### [STATED PROBLEM]
For each line that holds "tarqalgandir", copy the line out.

### [STORED DATA]
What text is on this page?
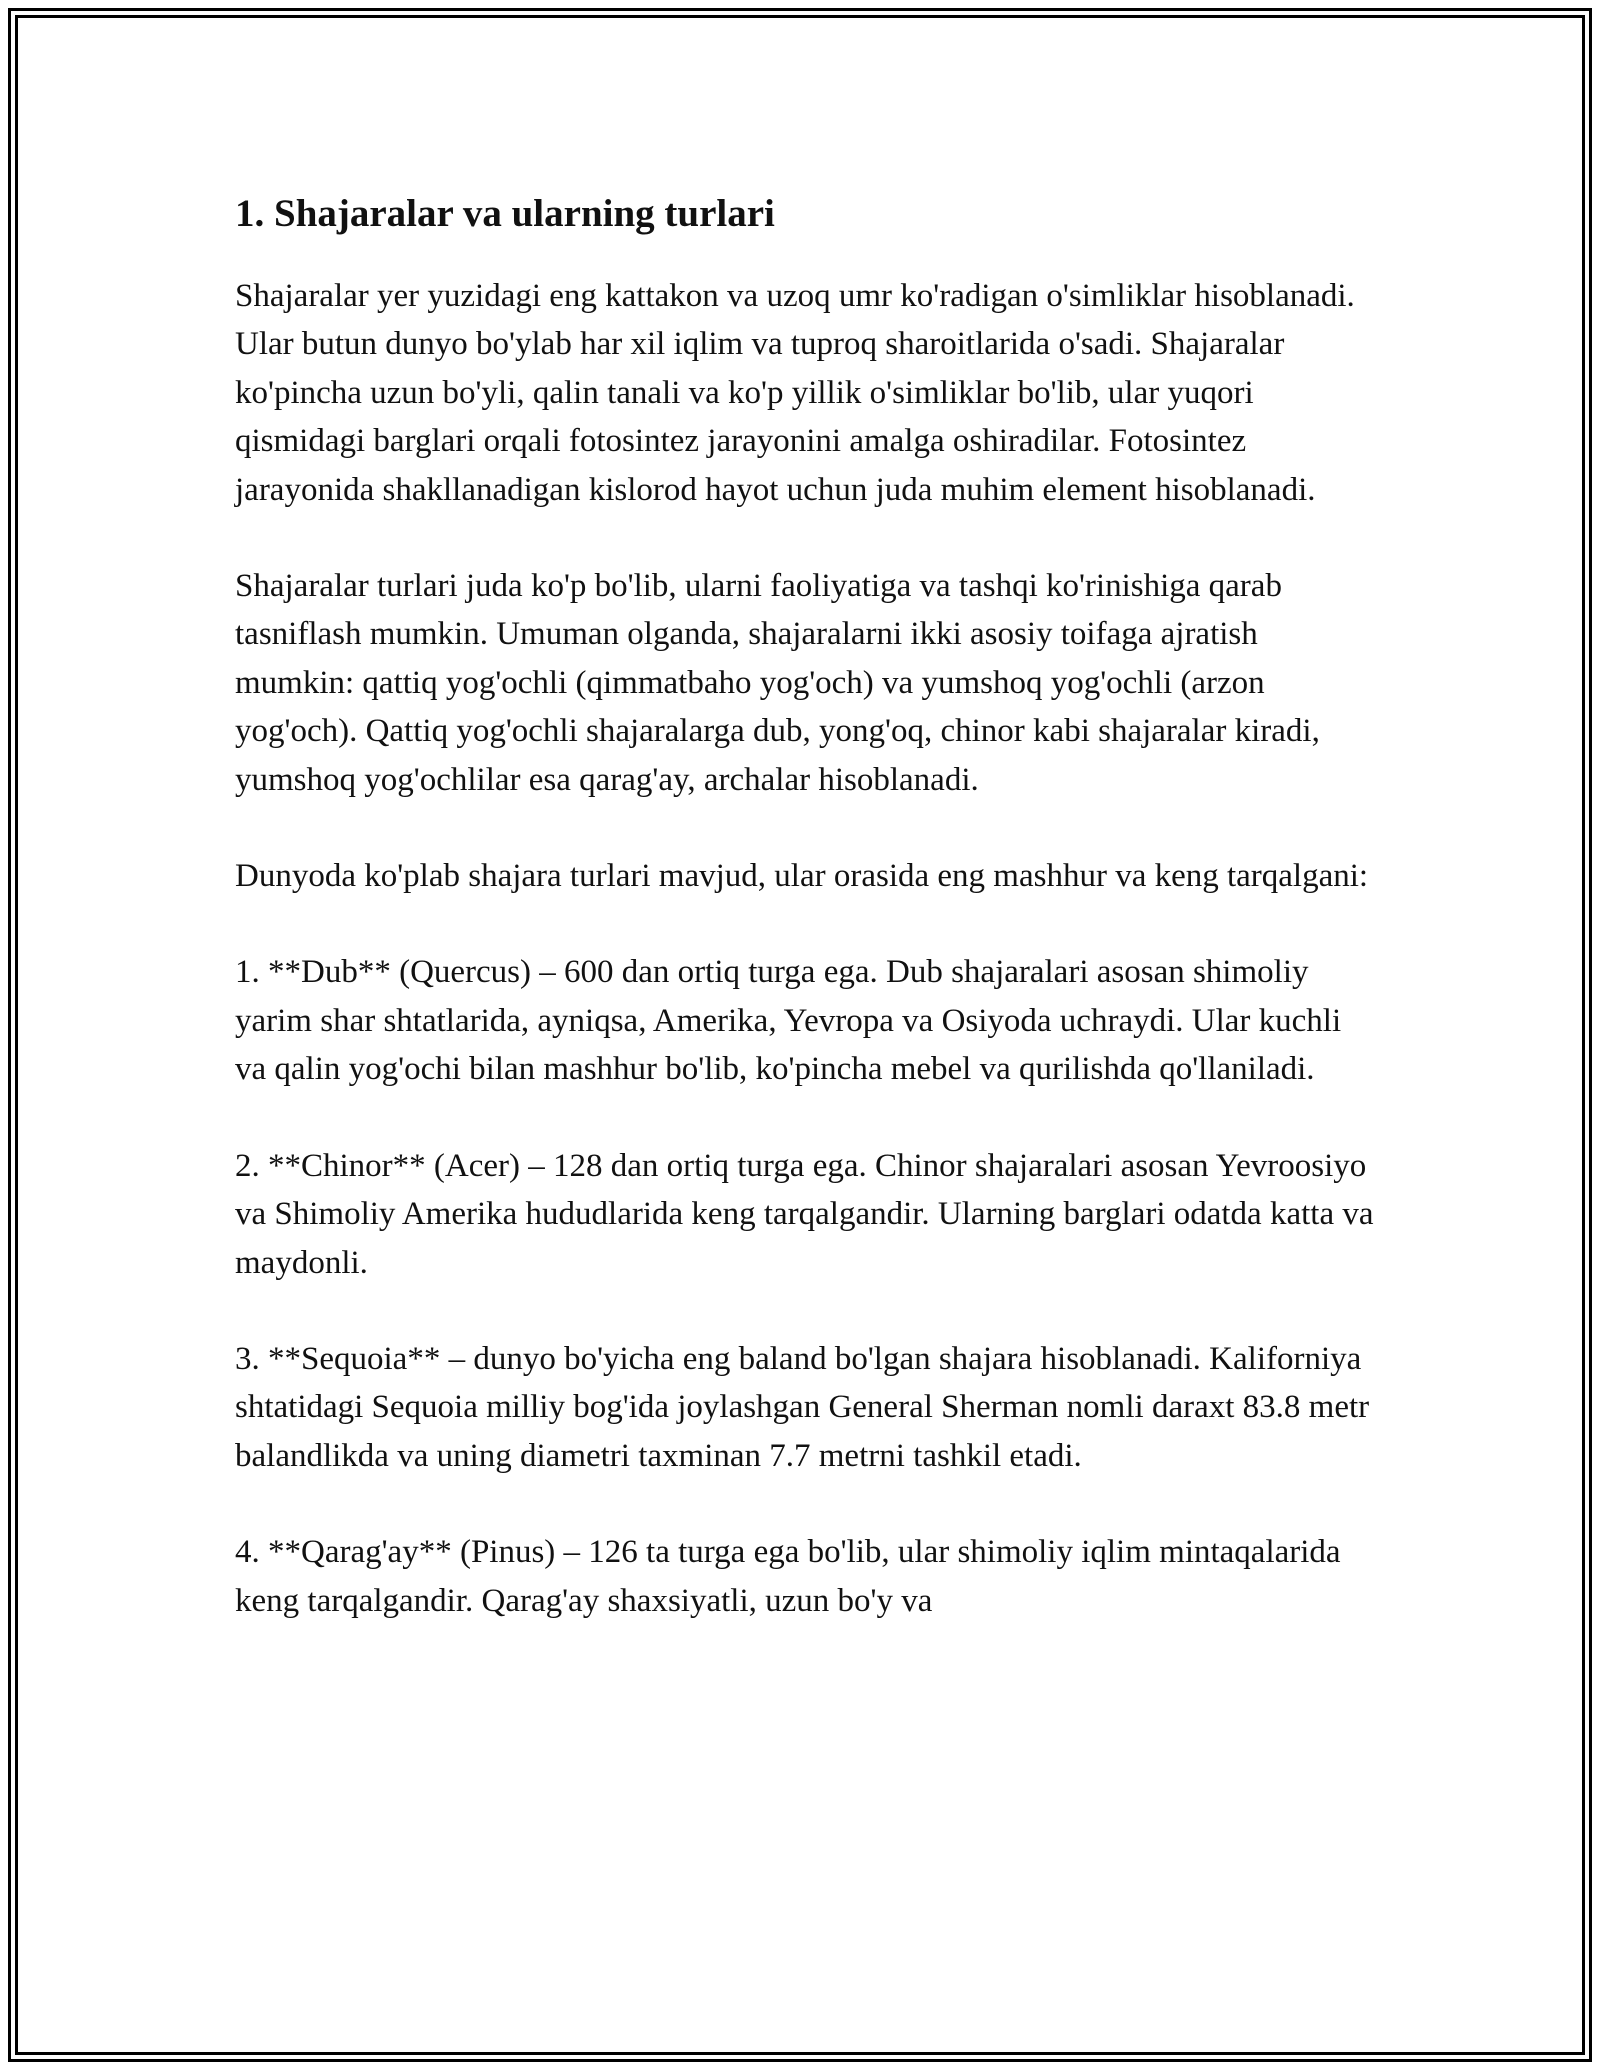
1. Shajaralar va ularning turlari

Shajaralar yer yuzidagi eng kattakon va uzoq umr ko'radigan o'simliklar hisoblanadi. Ular butun dunyo bo'ylab har xil iqlim va tuproq sharoitlarida o'sadi. Shajaralar ko'pincha uzun bo'yli, qalin tanali va ko'p yillik o'simliklar bo'lib, ular yuqori qismidagi barglari orqali fotosintez jarayonini amalga oshiradilar. Fotosintez jarayonida shakllanadigan kislorod hayot uchun juda muhim element hisoblanadi.

Shajaralar turlari juda ko'p bo'lib, ularni faoliyatiga va tashqi ko'rinishiga qarab tasniflash mumkin. Umuman olganda, shajaralarni ikki asosiy toifaga ajratish mumkin: qattiq yog'ochli (qimmatbaho yog'och) va yumshoq yog'ochli (arzon yog'och). Qattiq yog'ochli shajaralarga dub, yong'oq, chinor kabi shajaralar kiradi, yumshoq yog'ochlilar esa qarag'ay, archalar hisoblanadi.

Dunyoda ko'plab shajara turlari mavjud, ular orasida eng mashhur va keng tarqalgani:

1. **Dub** (Quercus) – 600 dan ortiq turga ega. Dub shajaralari asosan shimoliy yarim shar shtatlarida, ayniqsa, Amerika, Yevropa va Osiyoda uchraydi. Ular kuchli va qalin yog'ochi bilan mashhur bo'lib, ko'pincha mebel va qurilishda qo'llaniladi.

2. **Chinor** (Acer) – 128 dan ortiq turga ega. Chinor shajaralari asosan Yevroosiyo va Shimoliy Amerika hududlarida keng tarqalgandir. Ularning barglari odatda katta va maydonli.

3. **Sequoia** – dunyo bo'yicha eng baland bo'lgan shajara hisoblanadi. Kaliforniya shtatidagi Sequoia milliy bog'ida joylashgan General Sherman nomli daraxt 83.8 metr balandlikda va uning diametri taxminan 7.7 metrni tashkil etadi.

4. **Qarag'ay** (Pinus) – 126 ta turga ega bo'lib, ular shimoliy iqlim mintaqalarida keng tarqalgandir. Qarag'ay shaxsiyatli, uzun bo'y va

### [THE SOLUTION]
2. **Chinor** (Acer) – 128 dan ortiq turga ega. Chinor shajaralari asosan Yevroosiyo va Shimoliy Amerika hududlarida keng tarqalgandir. Ularning barglari odatda katta va maydonli.
4. **Qarag'ay** (Pinus) – 126 ta turga ega bo'lib, ular shimoliy iqlim mintaqalarida keng tarqalgandir. Qarag'ay shaxsiyatli, uzun bo'y va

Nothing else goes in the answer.